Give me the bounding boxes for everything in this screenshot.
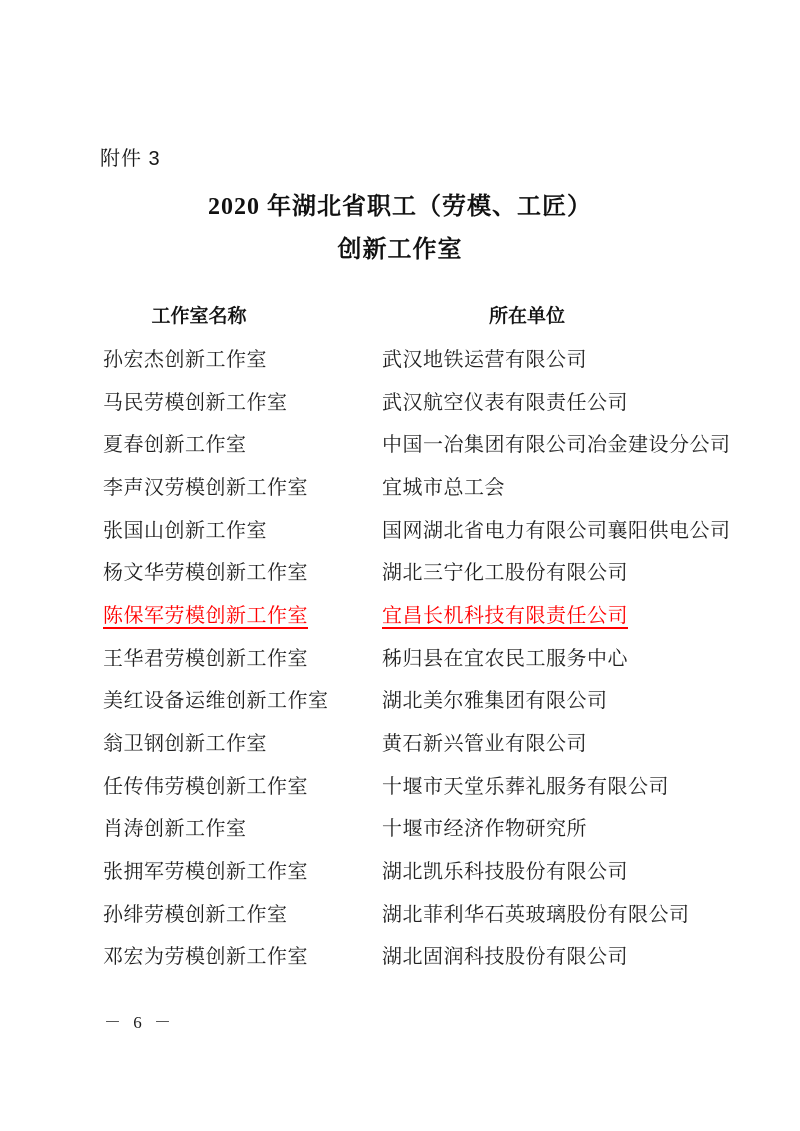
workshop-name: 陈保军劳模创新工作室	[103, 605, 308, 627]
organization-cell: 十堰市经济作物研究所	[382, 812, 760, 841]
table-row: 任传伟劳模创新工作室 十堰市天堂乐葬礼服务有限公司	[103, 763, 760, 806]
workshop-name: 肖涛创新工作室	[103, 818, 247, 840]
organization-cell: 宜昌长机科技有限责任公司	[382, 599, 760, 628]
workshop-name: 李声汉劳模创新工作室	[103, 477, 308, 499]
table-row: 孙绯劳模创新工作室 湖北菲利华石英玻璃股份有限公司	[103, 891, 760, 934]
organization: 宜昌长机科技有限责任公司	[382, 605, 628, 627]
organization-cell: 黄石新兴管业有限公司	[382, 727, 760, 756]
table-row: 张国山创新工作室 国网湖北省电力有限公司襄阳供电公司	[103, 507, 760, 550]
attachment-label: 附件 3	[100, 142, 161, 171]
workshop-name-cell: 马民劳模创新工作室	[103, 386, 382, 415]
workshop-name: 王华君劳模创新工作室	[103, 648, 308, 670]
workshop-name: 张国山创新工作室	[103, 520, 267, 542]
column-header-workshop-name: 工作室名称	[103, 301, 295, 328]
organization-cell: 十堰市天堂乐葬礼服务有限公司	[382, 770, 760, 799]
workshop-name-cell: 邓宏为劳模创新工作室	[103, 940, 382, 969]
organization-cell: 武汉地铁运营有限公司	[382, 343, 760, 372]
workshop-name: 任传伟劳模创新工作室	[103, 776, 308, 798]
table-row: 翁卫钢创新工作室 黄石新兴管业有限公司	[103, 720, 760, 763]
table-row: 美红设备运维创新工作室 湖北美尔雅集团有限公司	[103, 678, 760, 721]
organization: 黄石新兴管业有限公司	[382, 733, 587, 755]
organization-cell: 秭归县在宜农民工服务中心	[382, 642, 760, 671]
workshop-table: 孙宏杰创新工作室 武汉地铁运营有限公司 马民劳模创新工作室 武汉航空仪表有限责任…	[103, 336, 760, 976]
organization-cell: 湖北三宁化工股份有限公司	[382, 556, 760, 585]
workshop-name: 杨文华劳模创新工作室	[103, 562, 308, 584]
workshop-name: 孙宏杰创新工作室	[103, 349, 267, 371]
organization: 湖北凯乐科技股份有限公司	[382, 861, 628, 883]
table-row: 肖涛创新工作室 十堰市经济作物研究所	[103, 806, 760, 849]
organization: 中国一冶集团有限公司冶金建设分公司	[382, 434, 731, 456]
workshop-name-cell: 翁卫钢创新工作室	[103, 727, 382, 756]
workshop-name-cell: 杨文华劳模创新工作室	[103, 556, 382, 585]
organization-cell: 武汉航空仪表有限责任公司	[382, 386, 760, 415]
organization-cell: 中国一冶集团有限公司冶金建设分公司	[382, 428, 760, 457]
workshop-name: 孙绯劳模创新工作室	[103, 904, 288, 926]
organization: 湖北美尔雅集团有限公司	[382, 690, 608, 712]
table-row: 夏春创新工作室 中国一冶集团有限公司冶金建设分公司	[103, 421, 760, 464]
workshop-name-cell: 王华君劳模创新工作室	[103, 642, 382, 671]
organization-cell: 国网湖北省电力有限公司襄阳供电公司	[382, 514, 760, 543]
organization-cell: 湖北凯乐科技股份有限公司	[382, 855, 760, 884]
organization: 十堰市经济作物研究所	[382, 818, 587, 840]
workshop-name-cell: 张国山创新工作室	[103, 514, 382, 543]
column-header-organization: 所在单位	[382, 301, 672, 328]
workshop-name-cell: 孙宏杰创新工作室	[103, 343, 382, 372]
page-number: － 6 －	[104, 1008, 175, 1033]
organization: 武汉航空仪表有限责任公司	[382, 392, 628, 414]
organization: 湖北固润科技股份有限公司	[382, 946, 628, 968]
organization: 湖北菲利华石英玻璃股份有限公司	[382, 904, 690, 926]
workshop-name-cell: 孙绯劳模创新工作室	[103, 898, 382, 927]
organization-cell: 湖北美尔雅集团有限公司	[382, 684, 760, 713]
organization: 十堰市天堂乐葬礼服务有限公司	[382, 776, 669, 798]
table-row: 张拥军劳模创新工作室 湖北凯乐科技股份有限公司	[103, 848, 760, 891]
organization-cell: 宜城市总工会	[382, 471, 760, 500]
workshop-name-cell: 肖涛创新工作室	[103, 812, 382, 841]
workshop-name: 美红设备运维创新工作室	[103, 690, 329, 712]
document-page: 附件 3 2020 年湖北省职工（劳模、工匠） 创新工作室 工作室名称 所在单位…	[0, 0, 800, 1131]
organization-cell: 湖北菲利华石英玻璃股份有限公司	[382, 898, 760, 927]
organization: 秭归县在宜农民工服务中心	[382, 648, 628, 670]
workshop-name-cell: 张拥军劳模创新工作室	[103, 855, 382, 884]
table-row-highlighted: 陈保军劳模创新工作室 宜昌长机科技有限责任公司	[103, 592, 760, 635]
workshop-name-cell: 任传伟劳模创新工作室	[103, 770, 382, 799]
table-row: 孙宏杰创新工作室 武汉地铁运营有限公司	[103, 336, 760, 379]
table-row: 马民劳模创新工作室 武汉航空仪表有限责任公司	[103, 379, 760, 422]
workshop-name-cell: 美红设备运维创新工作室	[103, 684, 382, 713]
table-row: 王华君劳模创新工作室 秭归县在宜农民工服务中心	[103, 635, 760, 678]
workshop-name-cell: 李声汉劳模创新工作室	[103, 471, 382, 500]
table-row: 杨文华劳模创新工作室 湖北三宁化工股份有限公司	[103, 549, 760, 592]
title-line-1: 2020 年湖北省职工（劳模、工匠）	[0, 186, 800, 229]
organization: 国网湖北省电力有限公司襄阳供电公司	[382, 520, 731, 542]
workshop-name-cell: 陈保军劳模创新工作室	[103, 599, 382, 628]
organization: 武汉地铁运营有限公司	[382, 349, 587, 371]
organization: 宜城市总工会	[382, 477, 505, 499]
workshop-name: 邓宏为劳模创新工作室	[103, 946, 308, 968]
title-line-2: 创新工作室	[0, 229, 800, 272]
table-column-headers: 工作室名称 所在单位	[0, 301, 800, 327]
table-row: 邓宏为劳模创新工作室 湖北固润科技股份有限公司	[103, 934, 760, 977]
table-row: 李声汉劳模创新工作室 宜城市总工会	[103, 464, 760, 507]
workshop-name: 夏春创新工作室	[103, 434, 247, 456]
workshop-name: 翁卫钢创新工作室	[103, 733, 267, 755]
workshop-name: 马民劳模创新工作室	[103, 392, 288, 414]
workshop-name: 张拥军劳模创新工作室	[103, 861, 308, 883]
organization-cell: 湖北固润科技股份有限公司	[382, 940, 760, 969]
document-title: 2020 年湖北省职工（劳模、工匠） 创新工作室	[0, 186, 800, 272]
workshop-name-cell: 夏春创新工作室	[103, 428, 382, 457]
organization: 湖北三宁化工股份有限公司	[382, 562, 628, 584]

◆ **TASK DETAILS**
Return the items unchanged, from the line holding "605, 308, 627]" through the line holding "562, 308, 584]", inclusive.

◆ **EXERCISE OUTPUT**
workshop-name: 陈保军劳模创新工作室	[103, 605, 308, 627]
organization-cell: 十堰市经济作物研究所	[382, 812, 760, 841]
table-row: 任传伟劳模创新工作室 十堰市天堂乐葬礼服务有限公司	[103, 763, 760, 806]
workshop-name: 肖涛创新工作室	[103, 818, 247, 840]
organization-cell: 宜昌长机科技有限责任公司	[382, 599, 760, 628]
workshop-name: 李声汉劳模创新工作室	[103, 477, 308, 499]
table-row: 孙绯劳模创新工作室 湖北菲利华石英玻璃股份有限公司	[103, 891, 760, 934]
organization: 宜昌长机科技有限责任公司	[382, 605, 628, 627]
organization-cell: 黄石新兴管业有限公司	[382, 727, 760, 756]
table-row: 张国山创新工作室 国网湖北省电力有限公司襄阳供电公司	[103, 507, 760, 550]
attachment-label: 附件 3	[100, 142, 161, 171]
workshop-name-cell: 马民劳模创新工作室	[103, 386, 382, 415]
workshop-name: 王华君劳模创新工作室	[103, 648, 308, 670]
workshop-name: 张国山创新工作室	[103, 520, 267, 542]
column-header-workshop-name: 工作室名称	[103, 301, 295, 328]
organization-cell: 十堰市天堂乐葬礼服务有限公司	[382, 770, 760, 799]
workshop-name-cell: 邓宏为劳模创新工作室	[103, 940, 382, 969]
organization-cell: 武汉地铁运营有限公司	[382, 343, 760, 372]
workshop-name: 任传伟劳模创新工作室	[103, 776, 308, 798]
table-row: 翁卫钢创新工作室 黄石新兴管业有限公司	[103, 720, 760, 763]
table-row: 美红设备运维创新工作室 湖北美尔雅集团有限公司	[103, 678, 760, 721]
organization: 黄石新兴管业有限公司	[382, 733, 587, 755]
organization-cell: 秭归县在宜农民工服务中心	[382, 642, 760, 671]
workshop-table: 孙宏杰创新工作室 武汉地铁运营有限公司 马民劳模创新工作室 武汉航空仪表有限责任…	[103, 336, 760, 976]
organization-cell: 湖北三宁化工股份有限公司	[382, 556, 760, 585]
workshop-name: 杨文华劳模创新工作室	[103, 562, 308, 584]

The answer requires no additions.